TASK TO CARRY OUT - From the entries below, gather every line containing the string "ylabel".
--- begin ---
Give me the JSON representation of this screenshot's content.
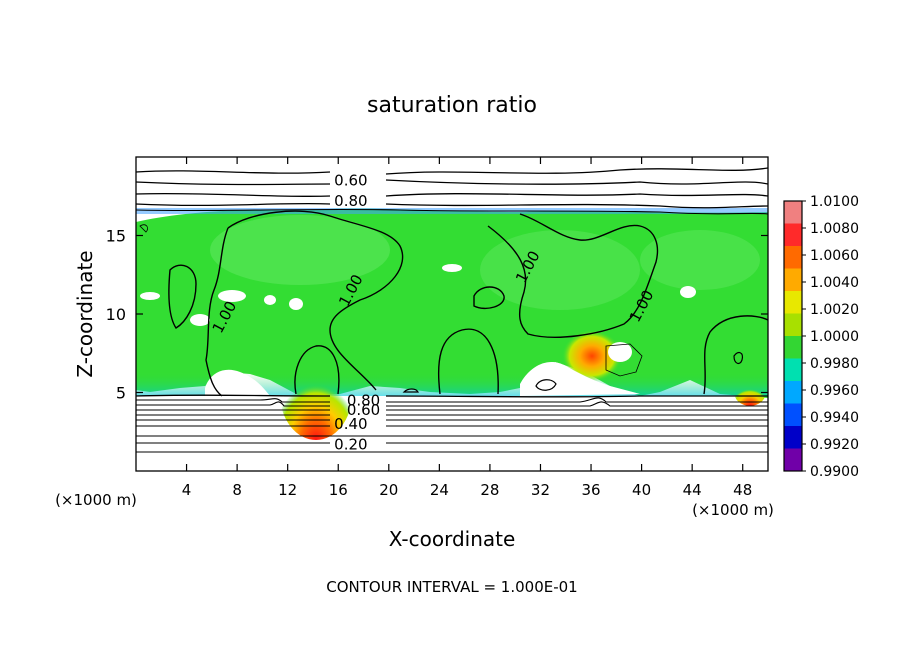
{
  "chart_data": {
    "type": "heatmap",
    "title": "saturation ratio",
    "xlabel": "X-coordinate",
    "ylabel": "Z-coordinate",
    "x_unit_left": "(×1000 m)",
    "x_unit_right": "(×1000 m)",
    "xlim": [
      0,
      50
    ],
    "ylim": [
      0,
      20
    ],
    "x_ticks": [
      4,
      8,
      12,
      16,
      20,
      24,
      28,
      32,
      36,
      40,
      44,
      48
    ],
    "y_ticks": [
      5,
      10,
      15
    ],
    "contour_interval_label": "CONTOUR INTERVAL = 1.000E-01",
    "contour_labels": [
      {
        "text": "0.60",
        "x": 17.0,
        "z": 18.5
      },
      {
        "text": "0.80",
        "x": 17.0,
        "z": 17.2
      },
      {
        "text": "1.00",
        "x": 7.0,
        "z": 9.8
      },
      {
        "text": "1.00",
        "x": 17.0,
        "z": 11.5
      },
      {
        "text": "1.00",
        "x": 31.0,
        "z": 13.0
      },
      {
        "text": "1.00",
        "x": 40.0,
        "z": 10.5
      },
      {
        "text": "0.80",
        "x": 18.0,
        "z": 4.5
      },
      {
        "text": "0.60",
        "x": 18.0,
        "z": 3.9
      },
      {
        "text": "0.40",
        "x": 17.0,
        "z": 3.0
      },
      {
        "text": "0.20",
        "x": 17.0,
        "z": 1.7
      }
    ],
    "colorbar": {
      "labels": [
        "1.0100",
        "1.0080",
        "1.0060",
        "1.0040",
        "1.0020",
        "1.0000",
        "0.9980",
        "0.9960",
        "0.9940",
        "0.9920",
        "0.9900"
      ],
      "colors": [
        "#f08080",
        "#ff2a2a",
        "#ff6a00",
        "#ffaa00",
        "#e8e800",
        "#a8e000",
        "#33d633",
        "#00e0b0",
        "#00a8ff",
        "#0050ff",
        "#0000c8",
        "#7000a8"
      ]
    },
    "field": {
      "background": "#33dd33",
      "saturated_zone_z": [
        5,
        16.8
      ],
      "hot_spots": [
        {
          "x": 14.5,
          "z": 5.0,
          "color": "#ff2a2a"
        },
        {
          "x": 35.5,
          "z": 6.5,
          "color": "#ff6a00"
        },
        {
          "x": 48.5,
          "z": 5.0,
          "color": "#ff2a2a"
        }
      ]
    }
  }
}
--- end ---
--- begin ---
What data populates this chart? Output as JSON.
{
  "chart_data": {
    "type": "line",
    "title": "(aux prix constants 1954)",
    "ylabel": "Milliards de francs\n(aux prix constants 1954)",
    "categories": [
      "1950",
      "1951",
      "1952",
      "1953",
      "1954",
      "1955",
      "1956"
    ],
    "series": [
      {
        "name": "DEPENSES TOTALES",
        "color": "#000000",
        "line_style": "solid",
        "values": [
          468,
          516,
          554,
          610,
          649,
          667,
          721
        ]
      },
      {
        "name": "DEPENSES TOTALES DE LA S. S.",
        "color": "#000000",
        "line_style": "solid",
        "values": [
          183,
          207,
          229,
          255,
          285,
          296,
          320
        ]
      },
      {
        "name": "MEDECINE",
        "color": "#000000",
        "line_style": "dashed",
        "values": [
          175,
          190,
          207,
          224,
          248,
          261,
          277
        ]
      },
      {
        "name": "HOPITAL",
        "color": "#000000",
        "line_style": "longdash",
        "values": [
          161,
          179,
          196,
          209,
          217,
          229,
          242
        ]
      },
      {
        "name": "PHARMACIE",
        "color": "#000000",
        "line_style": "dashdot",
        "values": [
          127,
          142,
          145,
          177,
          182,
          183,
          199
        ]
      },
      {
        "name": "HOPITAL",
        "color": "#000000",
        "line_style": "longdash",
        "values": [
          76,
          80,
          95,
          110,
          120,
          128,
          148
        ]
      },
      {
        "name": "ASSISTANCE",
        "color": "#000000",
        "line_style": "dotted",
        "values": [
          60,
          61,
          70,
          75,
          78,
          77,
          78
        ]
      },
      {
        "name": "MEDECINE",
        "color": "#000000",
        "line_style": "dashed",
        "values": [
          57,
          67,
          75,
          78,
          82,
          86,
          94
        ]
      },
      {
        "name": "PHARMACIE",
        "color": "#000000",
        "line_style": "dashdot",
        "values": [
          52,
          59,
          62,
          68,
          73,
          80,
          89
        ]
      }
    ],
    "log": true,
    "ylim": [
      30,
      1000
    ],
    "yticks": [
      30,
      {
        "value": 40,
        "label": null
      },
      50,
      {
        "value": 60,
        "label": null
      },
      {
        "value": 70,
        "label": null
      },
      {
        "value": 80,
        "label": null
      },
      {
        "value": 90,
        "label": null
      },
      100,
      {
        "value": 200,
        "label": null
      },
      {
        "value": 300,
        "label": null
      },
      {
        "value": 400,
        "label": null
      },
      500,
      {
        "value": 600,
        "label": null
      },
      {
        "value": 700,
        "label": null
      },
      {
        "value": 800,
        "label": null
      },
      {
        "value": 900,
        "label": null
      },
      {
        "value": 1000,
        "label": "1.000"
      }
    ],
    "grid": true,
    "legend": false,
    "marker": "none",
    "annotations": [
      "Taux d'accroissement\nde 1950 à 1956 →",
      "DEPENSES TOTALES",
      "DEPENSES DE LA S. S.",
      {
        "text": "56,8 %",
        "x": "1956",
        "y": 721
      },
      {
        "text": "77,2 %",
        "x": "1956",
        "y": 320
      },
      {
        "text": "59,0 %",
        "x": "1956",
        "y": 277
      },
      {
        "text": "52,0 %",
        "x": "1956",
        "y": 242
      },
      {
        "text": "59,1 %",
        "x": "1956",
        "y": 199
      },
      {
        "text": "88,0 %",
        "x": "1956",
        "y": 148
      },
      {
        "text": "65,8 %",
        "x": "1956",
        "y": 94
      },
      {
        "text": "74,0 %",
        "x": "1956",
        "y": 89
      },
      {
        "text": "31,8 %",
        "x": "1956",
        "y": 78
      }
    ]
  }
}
--- end ---
WRITTEN REPLY -
    "ylabel": "Z-coordinate",
    "ylabel": "Milliards de francs\n(aux prix constants 1954)",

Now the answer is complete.